● **Items**:
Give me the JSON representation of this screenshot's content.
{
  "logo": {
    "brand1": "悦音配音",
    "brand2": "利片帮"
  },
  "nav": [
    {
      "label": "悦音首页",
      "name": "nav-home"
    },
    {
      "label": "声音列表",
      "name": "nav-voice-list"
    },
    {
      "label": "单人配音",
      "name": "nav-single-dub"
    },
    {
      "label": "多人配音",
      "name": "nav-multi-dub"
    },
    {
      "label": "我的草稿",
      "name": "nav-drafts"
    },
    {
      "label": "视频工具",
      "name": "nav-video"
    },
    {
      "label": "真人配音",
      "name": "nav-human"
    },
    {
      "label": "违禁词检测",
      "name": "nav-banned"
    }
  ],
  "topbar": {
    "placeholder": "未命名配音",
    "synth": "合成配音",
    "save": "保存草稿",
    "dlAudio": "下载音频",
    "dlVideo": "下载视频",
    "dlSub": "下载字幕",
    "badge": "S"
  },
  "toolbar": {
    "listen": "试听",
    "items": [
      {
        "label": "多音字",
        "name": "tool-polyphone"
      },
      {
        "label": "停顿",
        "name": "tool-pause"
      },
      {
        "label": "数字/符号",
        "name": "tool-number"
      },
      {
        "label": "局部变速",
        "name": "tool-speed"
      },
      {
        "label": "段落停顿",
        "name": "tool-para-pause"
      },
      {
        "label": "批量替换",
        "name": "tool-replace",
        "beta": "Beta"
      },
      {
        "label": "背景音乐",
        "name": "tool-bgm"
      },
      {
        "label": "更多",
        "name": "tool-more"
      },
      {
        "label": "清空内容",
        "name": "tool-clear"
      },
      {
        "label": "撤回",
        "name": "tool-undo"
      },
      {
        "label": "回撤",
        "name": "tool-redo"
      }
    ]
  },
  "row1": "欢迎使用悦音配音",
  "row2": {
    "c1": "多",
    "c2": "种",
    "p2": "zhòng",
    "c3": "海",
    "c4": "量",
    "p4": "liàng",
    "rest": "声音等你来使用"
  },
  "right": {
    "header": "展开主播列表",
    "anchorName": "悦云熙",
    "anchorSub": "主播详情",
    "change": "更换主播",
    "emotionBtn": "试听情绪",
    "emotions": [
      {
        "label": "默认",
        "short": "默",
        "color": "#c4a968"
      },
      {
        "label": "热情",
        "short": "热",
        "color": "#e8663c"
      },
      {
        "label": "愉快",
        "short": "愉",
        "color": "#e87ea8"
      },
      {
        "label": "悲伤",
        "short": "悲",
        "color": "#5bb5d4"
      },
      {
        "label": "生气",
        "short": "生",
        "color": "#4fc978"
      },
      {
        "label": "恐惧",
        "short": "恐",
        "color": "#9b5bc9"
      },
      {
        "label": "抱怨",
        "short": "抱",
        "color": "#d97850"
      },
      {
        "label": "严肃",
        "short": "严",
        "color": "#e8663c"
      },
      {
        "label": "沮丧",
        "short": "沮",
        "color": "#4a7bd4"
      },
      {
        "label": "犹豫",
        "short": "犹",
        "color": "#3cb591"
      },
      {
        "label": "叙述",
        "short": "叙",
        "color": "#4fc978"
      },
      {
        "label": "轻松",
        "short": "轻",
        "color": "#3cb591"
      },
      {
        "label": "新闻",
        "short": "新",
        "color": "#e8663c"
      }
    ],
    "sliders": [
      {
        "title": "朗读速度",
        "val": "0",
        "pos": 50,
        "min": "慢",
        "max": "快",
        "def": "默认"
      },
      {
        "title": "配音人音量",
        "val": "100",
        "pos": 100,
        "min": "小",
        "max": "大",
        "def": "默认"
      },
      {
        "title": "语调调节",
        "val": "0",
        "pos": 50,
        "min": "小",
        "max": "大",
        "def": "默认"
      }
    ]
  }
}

● **To do**:
Give the listing above again, word for word.

● **Response to the exercise**:
Give me the JSON representation of this screenshot's content.
{
  "logo": {
    "brand1": "悦音配音",
    "brand2": "利片帮"
  },
  "nav": [
    {
      "label": "悦音首页",
      "name": "nav-home"
    },
    {
      "label": "声音列表",
      "name": "nav-voice-list"
    },
    {
      "label": "单人配音",
      "name": "nav-single-dub"
    },
    {
      "label": "多人配音",
      "name": "nav-multi-dub"
    },
    {
      "label": "我的草稿",
      "name": "nav-drafts"
    },
    {
      "label": "视频工具",
      "name": "nav-video"
    },
    {
      "label": "真人配音",
      "name": "nav-human"
    },
    {
      "label": "违禁词检测",
      "name": "nav-banned"
    }
  ],
  "topbar": {
    "placeholder": "未命名配音",
    "synth": "合成配音",
    "save": "保存草稿",
    "dlAudio": "下载音频",
    "dlVideo": "下载视频",
    "dlSub": "下载字幕",
    "badge": "S"
  },
  "toolbar": {
    "listen": "试听",
    "items": [
      {
        "label": "多音字",
        "name": "tool-polyphone"
      },
      {
        "label": "停顿",
        "name": "tool-pause"
      },
      {
        "label": "数字/符号",
        "name": "tool-number"
      },
      {
        "label": "局部变速",
        "name": "tool-speed"
      },
      {
        "label": "段落停顿",
        "name": "tool-para-pause"
      },
      {
        "label": "批量替换",
        "name": "tool-replace",
        "beta": "Beta"
      },
      {
        "label": "背景音乐",
        "name": "tool-bgm"
      },
      {
        "label": "更多",
        "name": "tool-more"
      },
      {
        "label": "清空内容",
        "name": "tool-clear"
      },
      {
        "label": "撤回",
        "name": "tool-undo"
      },
      {
        "label": "回撤",
        "name": "tool-redo"
      }
    ]
  },
  "row1": "欢迎使用悦音配音",
  "row2": {
    "c1": "多",
    "c2": "种",
    "p2": "zhòng",
    "c3": "海",
    "c4": "量",
    "p4": "liàng",
    "rest": "声音等你来使用"
  },
  "right": {
    "header": "展开主播列表",
    "anchorName": "悦云熙",
    "anchorSub": "主播详情",
    "change": "更换主播",
    "emotionBtn": "试听情绪",
    "emotions": [
      {
        "label": "默认",
        "short": "默",
        "color": "#c4a968"
      },
      {
        "label": "热情",
        "short": "热",
        "color": "#e8663c"
      },
      {
        "label": "愉快",
        "short": "愉",
        "color": "#e87ea8"
      },
      {
        "label": "悲伤",
        "short": "悲",
        "color": "#5bb5d4"
      },
      {
        "label": "生气",
        "short": "生",
        "color": "#4fc978"
      },
      {
        "label": "恐惧",
        "short": "恐",
        "color": "#9b5bc9"
      },
      {
        "label": "抱怨",
        "short": "抱",
        "color": "#d97850"
      },
      {
        "label": "严肃",
        "short": "严",
        "color": "#e8663c"
      },
      {
        "label": "沮丧",
        "short": "沮",
        "color": "#4a7bd4"
      },
      {
        "label": "犹豫",
        "short": "犹",
        "color": "#3cb591"
      },
      {
        "label": "叙述",
        "short": "叙",
        "color": "#4fc978"
      },
      {
        "label": "轻松",
        "short": "轻",
        "color": "#3cb591"
      },
      {
        "label": "新闻",
        "short": "新",
        "color": "#e8663c"
      }
    ],
    "sliders": [
      {
        "title": "朗读速度",
        "val": "0",
        "pos": 50,
        "min": "慢",
        "max": "快",
        "def": "默认"
      },
      {
        "title": "配音人音量",
        "val": "100",
        "pos": 100,
        "min": "小",
        "max": "大",
        "def": "默认"
      },
      {
        "title": "语调调节",
        "val": "0",
        "pos": 50,
        "min": "小",
        "max": "大",
        "def": "默认"
      }
    ]
  }
}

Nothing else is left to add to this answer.